• The problem: Note each line of the listing that contains the string "than", and copy it.
==== Data listing ====
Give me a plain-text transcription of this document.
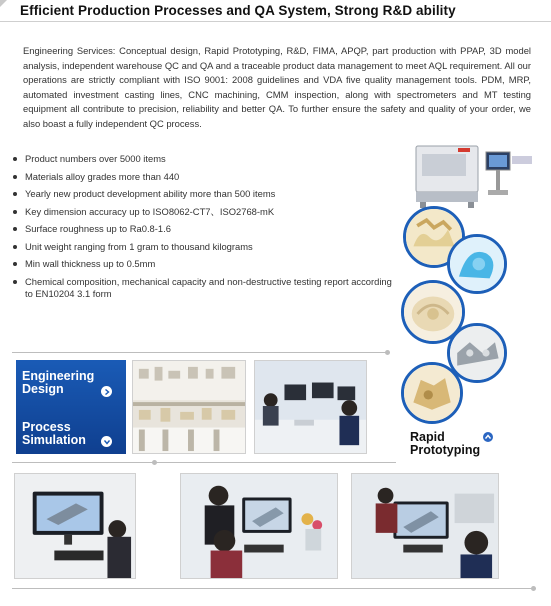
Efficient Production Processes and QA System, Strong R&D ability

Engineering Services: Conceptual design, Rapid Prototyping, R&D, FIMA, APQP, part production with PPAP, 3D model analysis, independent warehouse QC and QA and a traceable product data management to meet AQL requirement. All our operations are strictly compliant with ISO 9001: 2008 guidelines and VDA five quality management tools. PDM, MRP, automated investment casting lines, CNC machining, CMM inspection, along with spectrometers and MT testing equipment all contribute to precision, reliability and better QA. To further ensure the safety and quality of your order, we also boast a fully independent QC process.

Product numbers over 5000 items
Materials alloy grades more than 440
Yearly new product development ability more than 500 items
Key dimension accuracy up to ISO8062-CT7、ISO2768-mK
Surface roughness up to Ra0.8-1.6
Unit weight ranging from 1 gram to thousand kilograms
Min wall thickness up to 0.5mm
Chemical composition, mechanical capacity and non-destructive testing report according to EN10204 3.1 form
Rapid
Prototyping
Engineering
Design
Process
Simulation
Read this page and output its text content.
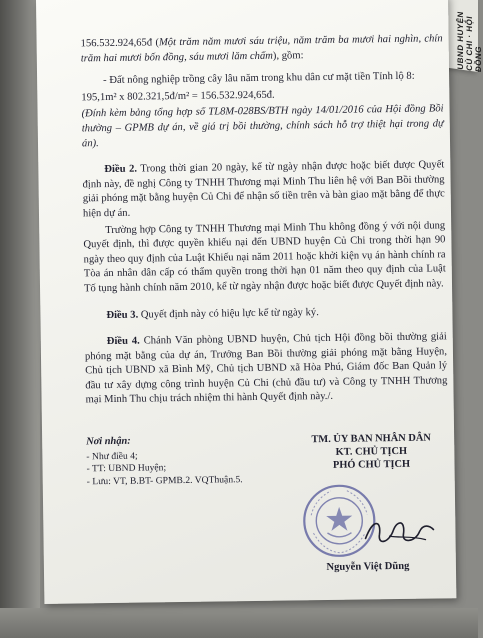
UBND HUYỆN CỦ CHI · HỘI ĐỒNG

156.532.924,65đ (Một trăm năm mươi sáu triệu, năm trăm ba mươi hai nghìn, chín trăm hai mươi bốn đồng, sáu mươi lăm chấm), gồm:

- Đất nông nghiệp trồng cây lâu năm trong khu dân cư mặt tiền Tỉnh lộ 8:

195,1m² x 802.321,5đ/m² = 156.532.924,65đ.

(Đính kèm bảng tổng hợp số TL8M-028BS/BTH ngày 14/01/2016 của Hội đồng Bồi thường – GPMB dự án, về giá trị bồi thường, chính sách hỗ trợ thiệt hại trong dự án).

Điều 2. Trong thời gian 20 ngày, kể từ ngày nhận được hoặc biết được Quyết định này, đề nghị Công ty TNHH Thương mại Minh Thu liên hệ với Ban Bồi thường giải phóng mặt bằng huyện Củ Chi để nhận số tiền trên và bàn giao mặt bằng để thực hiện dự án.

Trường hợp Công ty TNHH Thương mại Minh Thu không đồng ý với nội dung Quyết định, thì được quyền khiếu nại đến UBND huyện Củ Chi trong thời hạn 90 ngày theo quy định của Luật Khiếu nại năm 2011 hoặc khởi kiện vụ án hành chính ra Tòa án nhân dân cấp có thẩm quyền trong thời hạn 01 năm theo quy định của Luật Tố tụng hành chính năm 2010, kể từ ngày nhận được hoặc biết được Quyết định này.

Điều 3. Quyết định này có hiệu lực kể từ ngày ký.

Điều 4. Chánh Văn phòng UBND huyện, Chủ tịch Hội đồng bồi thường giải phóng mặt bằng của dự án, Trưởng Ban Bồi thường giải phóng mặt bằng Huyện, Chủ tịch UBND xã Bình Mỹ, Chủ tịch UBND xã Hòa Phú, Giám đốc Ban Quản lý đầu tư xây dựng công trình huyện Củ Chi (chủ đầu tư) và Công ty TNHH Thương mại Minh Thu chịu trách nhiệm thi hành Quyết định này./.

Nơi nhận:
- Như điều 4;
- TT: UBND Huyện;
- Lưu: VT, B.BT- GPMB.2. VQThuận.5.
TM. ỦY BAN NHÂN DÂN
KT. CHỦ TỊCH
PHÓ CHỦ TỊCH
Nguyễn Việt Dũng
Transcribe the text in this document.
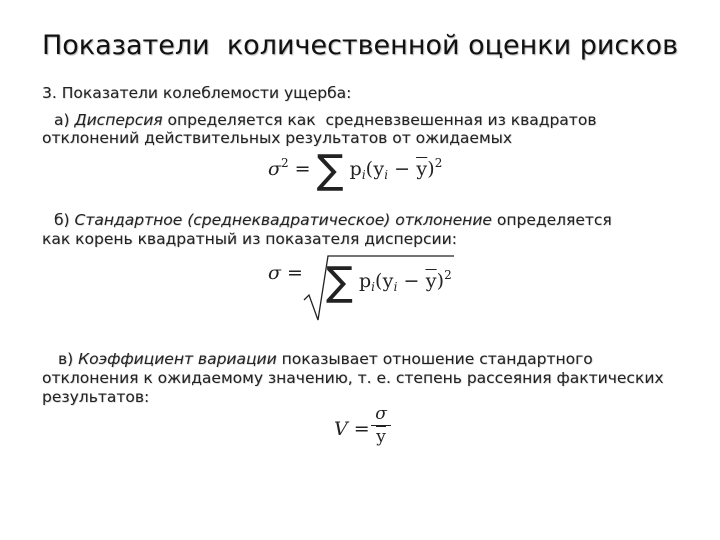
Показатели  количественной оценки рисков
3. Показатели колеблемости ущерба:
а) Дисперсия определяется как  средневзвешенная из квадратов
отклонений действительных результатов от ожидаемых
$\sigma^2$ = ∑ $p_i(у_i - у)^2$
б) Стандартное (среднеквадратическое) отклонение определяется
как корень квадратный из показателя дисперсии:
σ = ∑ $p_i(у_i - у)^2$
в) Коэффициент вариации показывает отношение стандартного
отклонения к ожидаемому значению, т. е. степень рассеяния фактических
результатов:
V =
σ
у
====
• Result of this exercise:
Materials alloy grades more than 440
Yearly new product development ability more than 500 items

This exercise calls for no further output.